Excluding the impact of $0.20 per diluted share related to litigation contingencies, and a charge of $0.04 per diluted share for restaurant impairment, adjusted earnings per diluted share for the sixteen weeks ended April 17, 2016 was $1.27, an increase of 15.5% from $1.10 for the same period a year ago.
Total company revenues, which primarily include company-owned restaurant revenue and franchise royalties, increased 1.8% to $402.1 million in the first quarter of 2016 from $394.9 million in the first quarter of 2015.
Restaurant revenues increased $19.6 million due to new restaurant openings and acquired restaurants, partially offset by an $11.0 million, or 2.9%, decrease in comparable restaurant revenue, which included a $1.2 million, or 0.3%, unfavorable foreign exchange impact, and $0.4 million from closed restaurants.

- - -

WORK TO COMPLETE
[a] Decide whether each statement agrees with the excerpt on first-quarter 2016 results. Answer yes or no, and quote the words that settle it.
(i) Adjusted earnings per diluted share for the sixteen weeks ended April 17, 2016 was $1.27.
(ii) Total company revenues fell in the first quarter of 2016.
(iii) Comparable restaurant revenue declined by $11.0 million.
[b] Answer these questions from the excerpt on first-quarter 2016 results.
(i) What charge per diluted share was taken for restaurant impairment?
(ii) What were total company revenues in the first quarter of 2015?
(iii) How large was the unfavorable foreign exchange impact?
[c] Summarize the excerpt on first-quarter 2016 results in two sentences.
The listing after this point is separate material, unrelated to the excerpt on first-quarter 2016 results.

INFORMATION PROVIDED
- - -

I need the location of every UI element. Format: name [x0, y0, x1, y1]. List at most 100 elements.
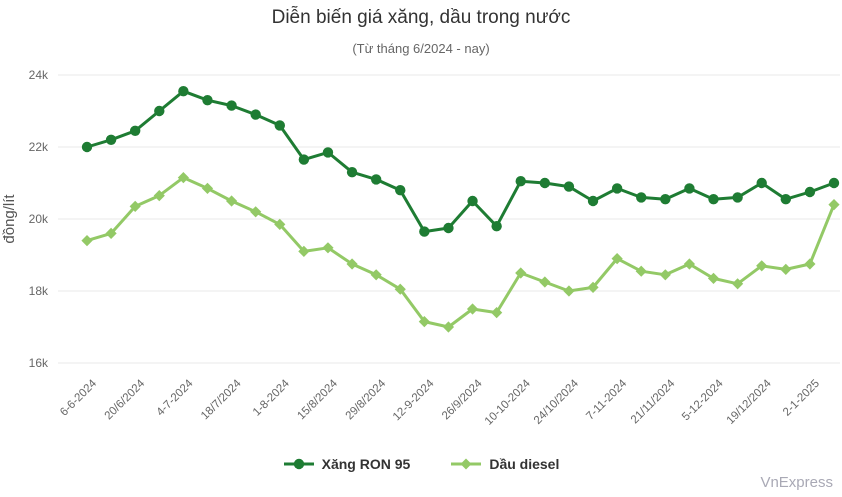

- - -

ANSWERS TO EACH TASK
[a]
(i) Yes: "adjusted earnings per diluted share for the sixteen weeks ended April 17, 2016 was $1.27"
(ii) No: "increased 1.8% to $402.1 million in the first quarter of 2016"
(iii) Yes: "an $11.0 million, or 2.9%, decrease in comparable restaurant revenue"

[b]
(i) $0.04 per diluted share
(ii) $394.9 million
(iii) $1.2 million, or 0.3%

[c] Excluding litigation contingencies and a restaurant impairment charge, adjusted earnings per diluted share for the sixteen weeks ended April 17, 2016 rose 15.5% to $1.27 from $1.10 a year earlier. Total company revenues grew 1.8% to $402.1 million, with $19.6 million from new and acquired restaurants partially offset by an $11.0 million drop in comparable restaurant revenue and $0.4 million from closed restaurants.